**What is asked**
Count every line that has "label" in it and give the total, nothing more.

**Records supplied**
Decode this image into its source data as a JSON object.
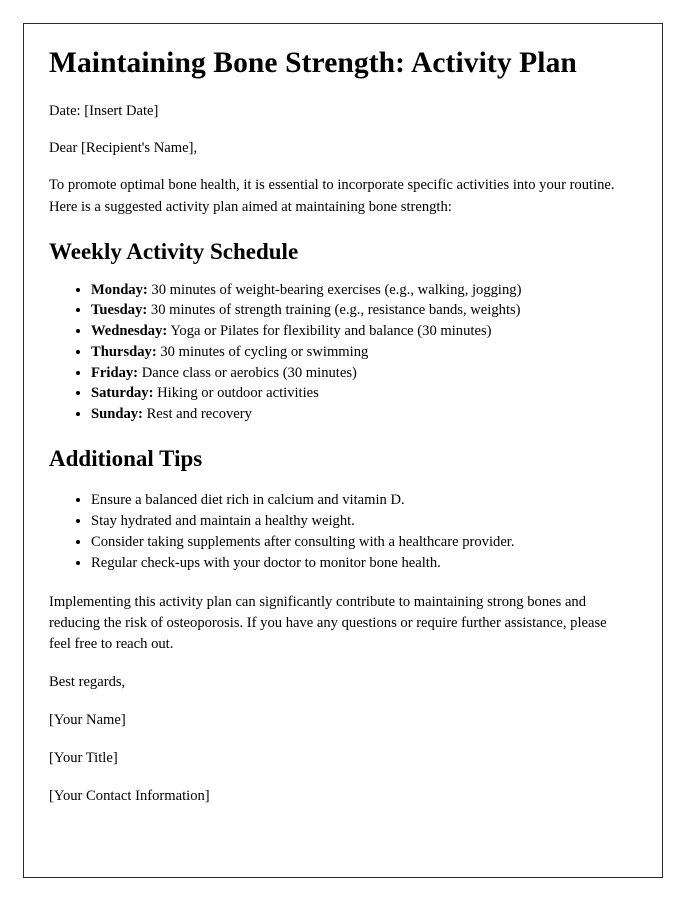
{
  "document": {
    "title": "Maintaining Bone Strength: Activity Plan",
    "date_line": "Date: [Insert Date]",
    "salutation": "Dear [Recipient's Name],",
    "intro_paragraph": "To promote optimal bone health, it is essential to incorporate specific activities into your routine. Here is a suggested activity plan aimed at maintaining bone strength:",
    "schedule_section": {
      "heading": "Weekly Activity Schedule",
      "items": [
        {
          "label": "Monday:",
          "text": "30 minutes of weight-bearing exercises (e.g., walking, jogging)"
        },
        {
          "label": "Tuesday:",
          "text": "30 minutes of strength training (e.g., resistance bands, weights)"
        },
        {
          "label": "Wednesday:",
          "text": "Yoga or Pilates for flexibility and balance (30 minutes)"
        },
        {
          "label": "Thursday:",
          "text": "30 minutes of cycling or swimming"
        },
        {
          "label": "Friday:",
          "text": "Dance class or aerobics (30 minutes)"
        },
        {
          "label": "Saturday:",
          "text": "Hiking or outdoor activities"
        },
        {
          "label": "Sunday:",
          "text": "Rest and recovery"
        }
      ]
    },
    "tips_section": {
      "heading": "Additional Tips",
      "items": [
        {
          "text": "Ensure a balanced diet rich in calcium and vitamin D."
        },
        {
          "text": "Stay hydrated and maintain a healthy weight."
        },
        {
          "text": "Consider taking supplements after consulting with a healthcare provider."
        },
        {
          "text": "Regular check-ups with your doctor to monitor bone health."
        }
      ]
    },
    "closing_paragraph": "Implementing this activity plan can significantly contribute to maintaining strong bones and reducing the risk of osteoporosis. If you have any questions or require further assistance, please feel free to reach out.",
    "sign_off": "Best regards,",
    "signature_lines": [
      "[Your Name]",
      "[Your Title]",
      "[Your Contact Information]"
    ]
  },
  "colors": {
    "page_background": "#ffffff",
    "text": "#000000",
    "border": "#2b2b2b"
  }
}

**Solution**
7